_Input for this task_
····················

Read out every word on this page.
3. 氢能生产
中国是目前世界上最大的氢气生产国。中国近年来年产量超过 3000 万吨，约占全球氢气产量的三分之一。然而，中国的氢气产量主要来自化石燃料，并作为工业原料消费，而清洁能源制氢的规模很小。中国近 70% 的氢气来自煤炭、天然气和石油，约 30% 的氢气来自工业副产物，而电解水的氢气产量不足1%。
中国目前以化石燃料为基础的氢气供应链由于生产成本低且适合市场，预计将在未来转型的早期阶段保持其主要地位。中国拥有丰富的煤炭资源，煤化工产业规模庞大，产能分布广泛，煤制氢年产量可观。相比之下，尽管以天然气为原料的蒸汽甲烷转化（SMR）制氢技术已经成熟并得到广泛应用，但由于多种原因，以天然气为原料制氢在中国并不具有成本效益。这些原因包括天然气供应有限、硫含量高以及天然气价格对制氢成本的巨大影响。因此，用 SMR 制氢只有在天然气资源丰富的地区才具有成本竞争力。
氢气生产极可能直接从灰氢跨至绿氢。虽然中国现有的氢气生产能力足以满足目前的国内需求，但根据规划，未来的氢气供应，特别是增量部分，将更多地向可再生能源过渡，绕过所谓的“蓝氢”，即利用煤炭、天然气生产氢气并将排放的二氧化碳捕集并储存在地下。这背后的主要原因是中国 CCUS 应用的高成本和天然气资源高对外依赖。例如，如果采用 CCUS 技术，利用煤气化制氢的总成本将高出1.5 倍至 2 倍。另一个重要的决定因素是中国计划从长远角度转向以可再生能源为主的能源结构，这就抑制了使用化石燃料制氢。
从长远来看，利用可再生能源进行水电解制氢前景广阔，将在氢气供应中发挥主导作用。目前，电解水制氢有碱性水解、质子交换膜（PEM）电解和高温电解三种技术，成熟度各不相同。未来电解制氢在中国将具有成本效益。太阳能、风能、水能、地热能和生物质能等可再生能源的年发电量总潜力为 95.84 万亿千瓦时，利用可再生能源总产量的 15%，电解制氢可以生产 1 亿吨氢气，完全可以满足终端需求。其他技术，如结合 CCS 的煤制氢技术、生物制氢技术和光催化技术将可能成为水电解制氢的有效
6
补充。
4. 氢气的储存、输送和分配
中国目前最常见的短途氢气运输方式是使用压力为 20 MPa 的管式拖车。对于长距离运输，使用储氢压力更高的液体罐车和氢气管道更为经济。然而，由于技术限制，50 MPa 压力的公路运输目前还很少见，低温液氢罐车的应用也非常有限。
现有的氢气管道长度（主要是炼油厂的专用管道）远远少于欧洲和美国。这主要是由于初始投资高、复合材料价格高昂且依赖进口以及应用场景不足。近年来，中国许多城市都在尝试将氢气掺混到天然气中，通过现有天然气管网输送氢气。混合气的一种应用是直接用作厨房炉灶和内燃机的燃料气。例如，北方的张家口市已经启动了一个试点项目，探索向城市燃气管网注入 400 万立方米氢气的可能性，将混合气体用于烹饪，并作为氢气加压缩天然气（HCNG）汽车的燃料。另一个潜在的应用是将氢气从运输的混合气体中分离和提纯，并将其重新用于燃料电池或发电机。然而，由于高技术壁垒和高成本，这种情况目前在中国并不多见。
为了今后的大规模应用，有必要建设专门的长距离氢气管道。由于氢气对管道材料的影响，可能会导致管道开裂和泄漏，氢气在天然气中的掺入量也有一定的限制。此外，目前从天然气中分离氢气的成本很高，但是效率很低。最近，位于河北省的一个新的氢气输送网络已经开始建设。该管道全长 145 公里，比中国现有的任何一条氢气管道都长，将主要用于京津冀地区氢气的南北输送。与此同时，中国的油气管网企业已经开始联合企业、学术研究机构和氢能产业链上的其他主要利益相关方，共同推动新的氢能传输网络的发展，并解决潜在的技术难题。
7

····················

_Task brief_
Return what is listed above, exactly and completely.

_Solution to this task_
Read out every word on this page.
3. 氢能生产
中国是目前世界上最大的氢气生产国。中国近年来年产量超过 3000 万吨，约占全球氢气产量的三分之一。然而，中国的氢气产量主要来自化石燃料，并作为工业原料消费，而清洁能源制氢的规模很小。中国近 70% 的氢气来自煤炭、天然气和石油，约 30% 的氢气来自工业副产物，而电解水的氢气产量不足1%。
中国目前以化石燃料为基础的氢气供应链由于生产成本低且适合市场，预计将在未来转型的早期阶段保持其主要地位。中国拥有丰富的煤炭资源，煤化工产业规模庞大，产能分布广泛，煤制氢年产量可观。相比之下，尽管以天然气为原料的蒸汽甲烷转化（SMR）制氢技术已经成熟并得到广泛应用，但由于多种原因，以天然气为原料制氢在中国并不具有成本效益。这些原因包括天然气供应有限、硫含量高以及天然气价格对制氢成本的巨大影响。因此，用 SMR 制氢只有在天然气资源丰富的地区才具有成本竞争力。
氢气生产极可能直接从灰氢跨至绿氢。虽然中国现有的氢气生产能力足以满足目前的国内需求，但根据规划，未来的氢气供应，特别是增量部分，将更多地向可再生能源过渡，绕过所谓的“蓝氢”，即利用煤炭、天然气生产氢气并将排放的二氧化碳捕集并储存在地下。这背后的主要原因是中国 CCUS 应用的高成本和天然气资源高对外依赖。例如，如果采用 CCUS 技术，利用煤气化制氢的总成本将高出1.5 倍至 2 倍。另一个重要的决定因素是中国计划从长远角度转向以可再生能源为主的能源结构，这就抑制了使用化石燃料制氢。
从长远来看，利用可再生能源进行水电解制氢前景广阔，将在氢气供应中发挥主导作用。目前，电解水制氢有碱性水解、质子交换膜（PEM）电解和高温电解三种技术，成熟度各不相同。未来电解制氢在中国将具有成本效益。太阳能、风能、水能、地热能和生物质能等可再生能源的年发电量总潜力为 95.84 万亿千瓦时，利用可再生能源总产量的 15%，电解制氢可以生产 1 亿吨氢气，完全可以满足终端需求。其他技术，如结合 CCS 的煤制氢技术、生物制氢技术和光催化技术将可能成为水电解制氢的有效
6
补充。
4. 氢气的储存、输送和分配
中国目前最常见的短途氢气运输方式是使用压力为 20 MPa 的管式拖车。对于长距离运输，使用储氢压力更高的液体罐车和氢气管道更为经济。然而，由于技术限制，50 MPa 压力的公路运输目前还很少见，低温液氢罐车的应用也非常有限。
现有的氢气管道长度（主要是炼油厂的专用管道）远远少于欧洲和美国。这主要是由于初始投资高、复合材料价格高昂且依赖进口以及应用场景不足。近年来，中国许多城市都在尝试将氢气掺混到天然气中，通过现有天然气管网输送氢气。混合气的一种应用是直接用作厨房炉灶和内燃机的燃料气。例如，北方的张家口市已经启动了一个试点项目，探索向城市燃气管网注入 400 万立方米氢气的可能性，将混合气体用于烹饪，并作为氢气加压缩天然气（HCNG）汽车的燃料。另一个潜在的应用是将氢气从运输的混合气体中分离和提纯，并将其重新用于燃料电池或发电机。然而，由于高技术壁垒和高成本，这种情况目前在中国并不多见。
为了今后的大规模应用，有必要建设专门的长距离氢气管道。由于氢气对管道材料的影响，可能会导致管道开裂和泄漏，氢气在天然气中的掺入量也有一定的限制。此外，目前从天然气中分离氢气的成本很高，但是效率很低。最近，位于河北省的一个新的氢气输送网络已经开始建设。该管道全长 145 公里，比中国现有的任何一条氢气管道都长，将主要用于京津冀地区氢气的南北输送。与此同时，中国的油气管网企业已经开始联合企业、学术研究机构和氢能产业链上的其他主要利益相关方，共同推动新的氢能传输网络的发展，并解决潜在的技术难题。
7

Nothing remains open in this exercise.